### TASK
The records underneath are to be repeated exactly, with the pictures left out.

Entries with figure data

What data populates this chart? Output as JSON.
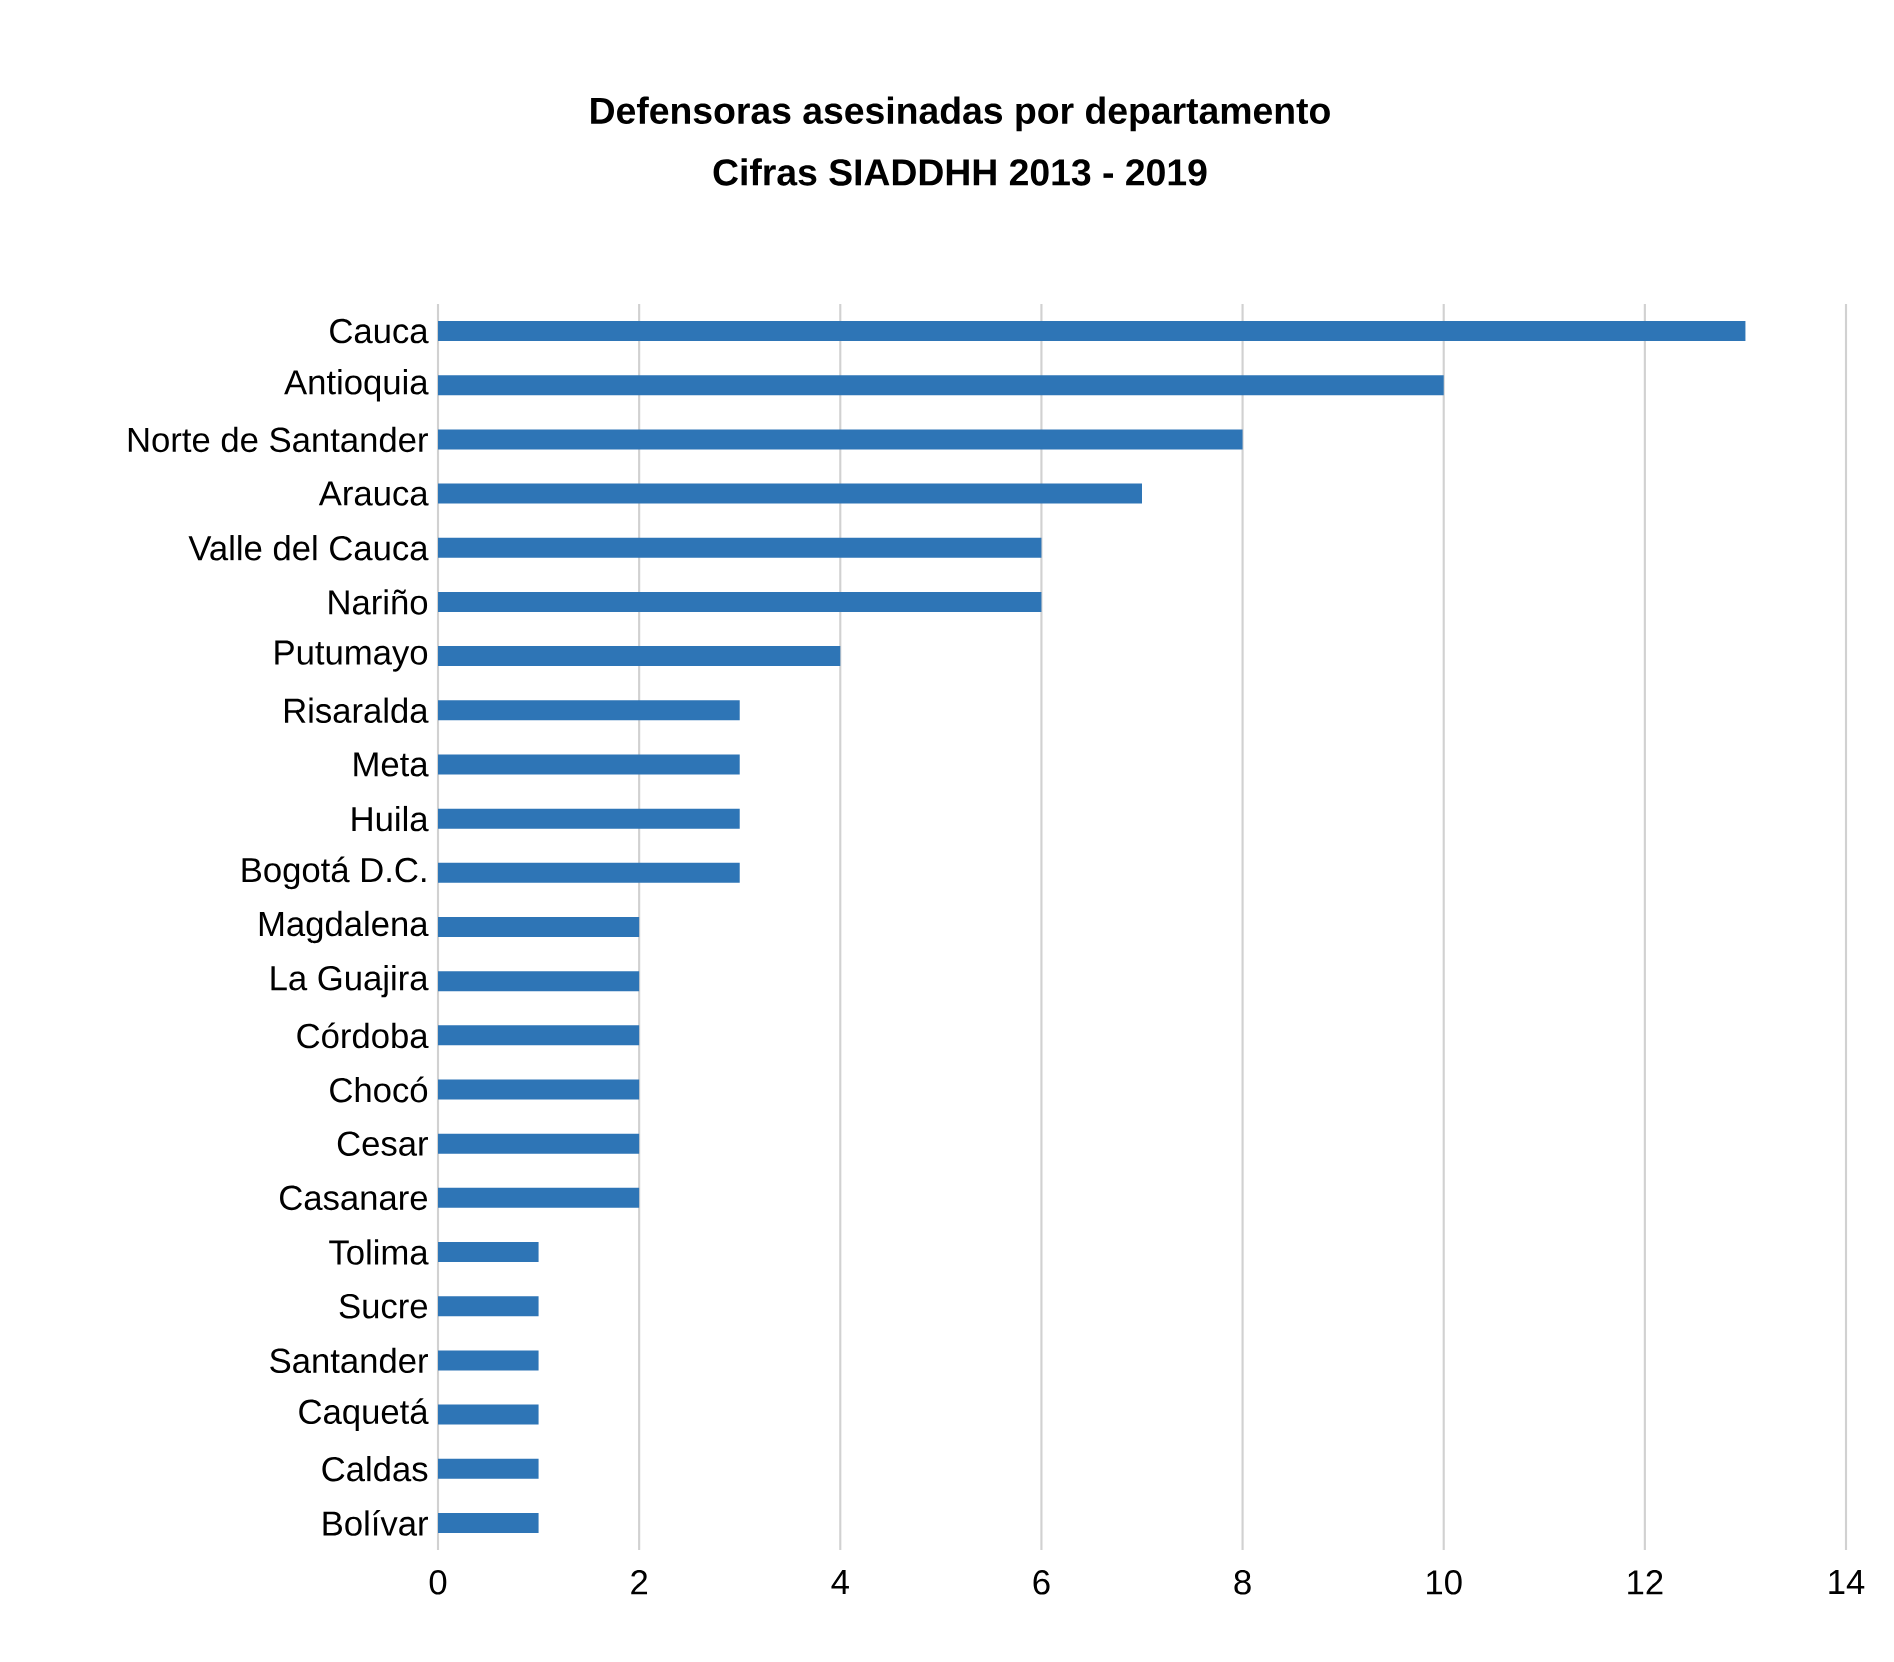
{
  "chart_data": {
    "type": "bar",
    "orientation": "horizontal",
    "title": "Defensoras asesinadas por departamento",
    "subtitle": "Cifras SIADDHH  2013 - 2019",
    "categories": [
      "Cauca",
      "Antioquia",
      "Norte de Santander",
      "Arauca",
      "Valle del Cauca",
      "Nariño",
      "Putumayo",
      "Risaralda",
      "Meta",
      "Huila",
      "Bogotá D.C.",
      "Magdalena",
      "La Guajira",
      "Córdoba",
      "Chocó",
      "Cesar",
      "Casanare",
      "Tolima",
      "Sucre",
      "Santander",
      "Caquetá",
      "Caldas",
      "Bolívar"
    ],
    "values": [
      13,
      10,
      8,
      7,
      6,
      6,
      4,
      3,
      3,
      3,
      3,
      2,
      2,
      2,
      2,
      2,
      2,
      1,
      1,
      1,
      1,
      1,
      1
    ],
    "color": "#2e75b6",
    "xlim": [
      0,
      14
    ],
    "xticks": [
      0,
      2,
      4,
      6,
      8,
      10,
      12,
      14
    ],
    "grid": "x"
  }
}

### REPLY
What data populates this chart? Output as JSON.
{
  "chart_data": {
    "type": "bar",
    "orientation": "horizontal",
    "title": "Defensoras asesinadas por departamento",
    "subtitle": "Cifras SIADDHH  2013 - 2019",
    "categories": [
      "Cauca",
      "Antioquia",
      "Norte de Santander",
      "Arauca",
      "Valle del Cauca",
      "Nariño",
      "Putumayo",
      "Risaralda",
      "Meta",
      "Huila",
      "Bogotá D.C.",
      "Magdalena",
      "La Guajira",
      "Córdoba",
      "Chocó",
      "Cesar",
      "Casanare",
      "Tolima",
      "Sucre",
      "Santander",
      "Caquetá",
      "Caldas",
      "Bolívar"
    ],
    "values": [
      13,
      10,
      8,
      7,
      6,
      6,
      4,
      3,
      3,
      3,
      3,
      2,
      2,
      2,
      2,
      2,
      2,
      1,
      1,
      1,
      1,
      1,
      1
    ],
    "color": "#2e75b6",
    "xlim": [
      0,
      14
    ],
    "xticks": [
      0,
      2,
      4,
      6,
      8,
      10,
      12,
      14
    ],
    "grid": "x"
  }
}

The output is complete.